Read the entries below and pull out each line with the string "expression".

RECORD SET |
--- start ---
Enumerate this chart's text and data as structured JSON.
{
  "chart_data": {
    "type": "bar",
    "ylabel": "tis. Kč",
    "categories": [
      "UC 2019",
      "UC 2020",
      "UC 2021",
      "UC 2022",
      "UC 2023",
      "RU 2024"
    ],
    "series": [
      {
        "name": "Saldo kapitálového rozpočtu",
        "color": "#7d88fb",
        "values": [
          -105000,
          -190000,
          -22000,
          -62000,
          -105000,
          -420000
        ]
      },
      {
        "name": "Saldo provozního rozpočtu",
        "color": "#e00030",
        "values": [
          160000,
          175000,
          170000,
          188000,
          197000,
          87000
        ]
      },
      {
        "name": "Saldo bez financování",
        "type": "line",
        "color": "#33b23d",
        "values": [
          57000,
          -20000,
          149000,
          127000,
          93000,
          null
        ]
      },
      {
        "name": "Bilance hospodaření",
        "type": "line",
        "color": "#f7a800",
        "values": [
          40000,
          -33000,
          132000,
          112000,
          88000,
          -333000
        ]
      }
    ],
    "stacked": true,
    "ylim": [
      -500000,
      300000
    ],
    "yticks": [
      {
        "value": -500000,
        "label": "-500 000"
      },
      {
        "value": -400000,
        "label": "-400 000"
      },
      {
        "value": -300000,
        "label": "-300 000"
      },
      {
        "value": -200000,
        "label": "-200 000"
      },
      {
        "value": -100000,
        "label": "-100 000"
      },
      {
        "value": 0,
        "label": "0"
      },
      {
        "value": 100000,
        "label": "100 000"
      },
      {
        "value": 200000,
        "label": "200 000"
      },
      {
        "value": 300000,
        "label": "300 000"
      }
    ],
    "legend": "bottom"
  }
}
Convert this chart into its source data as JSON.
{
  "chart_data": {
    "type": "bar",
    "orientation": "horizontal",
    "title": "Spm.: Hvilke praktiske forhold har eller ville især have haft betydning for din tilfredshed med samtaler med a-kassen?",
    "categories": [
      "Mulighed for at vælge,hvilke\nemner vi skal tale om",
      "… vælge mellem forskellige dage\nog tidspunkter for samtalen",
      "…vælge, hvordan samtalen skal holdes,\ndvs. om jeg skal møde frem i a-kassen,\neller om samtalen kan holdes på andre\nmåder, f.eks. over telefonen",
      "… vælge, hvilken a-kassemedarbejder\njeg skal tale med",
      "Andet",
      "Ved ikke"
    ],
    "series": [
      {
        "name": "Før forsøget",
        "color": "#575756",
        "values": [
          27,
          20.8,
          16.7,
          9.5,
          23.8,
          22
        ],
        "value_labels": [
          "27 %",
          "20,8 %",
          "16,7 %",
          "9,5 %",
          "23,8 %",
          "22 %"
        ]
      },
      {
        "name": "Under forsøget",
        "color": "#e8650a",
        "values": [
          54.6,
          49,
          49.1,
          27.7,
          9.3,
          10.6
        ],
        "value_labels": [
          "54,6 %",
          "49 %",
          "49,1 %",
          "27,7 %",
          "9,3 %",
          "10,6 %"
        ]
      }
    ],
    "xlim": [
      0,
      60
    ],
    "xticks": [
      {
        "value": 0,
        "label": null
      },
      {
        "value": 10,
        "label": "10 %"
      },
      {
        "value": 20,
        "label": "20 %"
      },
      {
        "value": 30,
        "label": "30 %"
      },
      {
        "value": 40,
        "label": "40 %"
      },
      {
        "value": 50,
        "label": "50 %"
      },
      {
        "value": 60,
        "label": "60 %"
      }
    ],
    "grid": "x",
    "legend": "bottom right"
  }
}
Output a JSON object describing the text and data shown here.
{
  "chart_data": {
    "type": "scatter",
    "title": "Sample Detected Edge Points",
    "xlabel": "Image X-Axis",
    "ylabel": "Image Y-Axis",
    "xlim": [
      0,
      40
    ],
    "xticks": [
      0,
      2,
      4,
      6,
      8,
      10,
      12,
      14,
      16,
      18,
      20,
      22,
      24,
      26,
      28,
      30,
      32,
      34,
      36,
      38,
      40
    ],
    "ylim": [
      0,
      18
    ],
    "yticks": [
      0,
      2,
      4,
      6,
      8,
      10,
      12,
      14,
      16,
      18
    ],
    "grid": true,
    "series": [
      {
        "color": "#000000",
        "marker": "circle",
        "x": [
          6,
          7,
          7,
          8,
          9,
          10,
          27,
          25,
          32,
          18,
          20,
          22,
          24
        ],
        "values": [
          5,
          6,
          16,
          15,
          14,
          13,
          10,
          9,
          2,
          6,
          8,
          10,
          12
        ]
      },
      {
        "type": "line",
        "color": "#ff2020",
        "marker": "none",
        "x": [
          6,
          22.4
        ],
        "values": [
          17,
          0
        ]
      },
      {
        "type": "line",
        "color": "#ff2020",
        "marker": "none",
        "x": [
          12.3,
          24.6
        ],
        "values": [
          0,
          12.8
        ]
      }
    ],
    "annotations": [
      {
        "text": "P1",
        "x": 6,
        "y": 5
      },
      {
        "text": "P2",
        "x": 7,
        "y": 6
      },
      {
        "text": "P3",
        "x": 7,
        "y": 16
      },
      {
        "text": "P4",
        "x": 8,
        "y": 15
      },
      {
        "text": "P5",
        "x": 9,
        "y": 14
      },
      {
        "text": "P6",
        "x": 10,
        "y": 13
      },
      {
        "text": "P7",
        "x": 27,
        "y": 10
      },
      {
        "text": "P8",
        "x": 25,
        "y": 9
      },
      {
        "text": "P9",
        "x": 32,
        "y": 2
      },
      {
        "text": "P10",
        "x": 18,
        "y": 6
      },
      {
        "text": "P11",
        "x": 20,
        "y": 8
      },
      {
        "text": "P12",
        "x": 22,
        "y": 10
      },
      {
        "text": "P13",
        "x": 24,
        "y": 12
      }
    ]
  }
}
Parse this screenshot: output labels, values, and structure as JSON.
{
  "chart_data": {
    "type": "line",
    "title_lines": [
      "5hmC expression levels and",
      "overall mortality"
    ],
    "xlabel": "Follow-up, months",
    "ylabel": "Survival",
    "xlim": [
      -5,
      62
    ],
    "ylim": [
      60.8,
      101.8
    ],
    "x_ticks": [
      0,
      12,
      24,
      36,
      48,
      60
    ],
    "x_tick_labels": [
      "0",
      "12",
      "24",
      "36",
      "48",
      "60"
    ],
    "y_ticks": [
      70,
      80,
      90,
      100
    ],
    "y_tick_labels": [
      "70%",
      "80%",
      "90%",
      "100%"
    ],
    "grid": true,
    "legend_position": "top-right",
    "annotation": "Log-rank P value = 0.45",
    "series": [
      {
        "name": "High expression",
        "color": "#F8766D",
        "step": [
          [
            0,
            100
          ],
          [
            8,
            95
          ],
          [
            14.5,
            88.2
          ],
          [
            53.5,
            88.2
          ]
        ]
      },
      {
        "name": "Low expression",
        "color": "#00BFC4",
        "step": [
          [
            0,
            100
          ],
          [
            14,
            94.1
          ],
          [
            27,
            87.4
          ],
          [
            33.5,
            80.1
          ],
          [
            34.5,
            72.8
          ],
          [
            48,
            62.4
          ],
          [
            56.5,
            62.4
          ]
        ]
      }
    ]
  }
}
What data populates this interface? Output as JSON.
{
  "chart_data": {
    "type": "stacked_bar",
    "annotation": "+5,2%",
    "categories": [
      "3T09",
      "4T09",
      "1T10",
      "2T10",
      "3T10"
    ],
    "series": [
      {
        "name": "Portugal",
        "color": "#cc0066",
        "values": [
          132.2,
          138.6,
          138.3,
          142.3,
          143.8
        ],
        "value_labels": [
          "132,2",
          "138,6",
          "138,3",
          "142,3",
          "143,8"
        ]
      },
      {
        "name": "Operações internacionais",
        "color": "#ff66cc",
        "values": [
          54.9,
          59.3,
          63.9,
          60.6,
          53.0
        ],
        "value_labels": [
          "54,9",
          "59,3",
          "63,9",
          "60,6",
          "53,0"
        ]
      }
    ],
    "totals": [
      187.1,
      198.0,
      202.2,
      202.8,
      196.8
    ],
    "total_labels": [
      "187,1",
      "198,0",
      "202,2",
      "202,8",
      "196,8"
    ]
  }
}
--- end ---
CORRECT ANSWER |
      "5hmC expression levels and",
        "name": "High expression",
        "name": "Low expression",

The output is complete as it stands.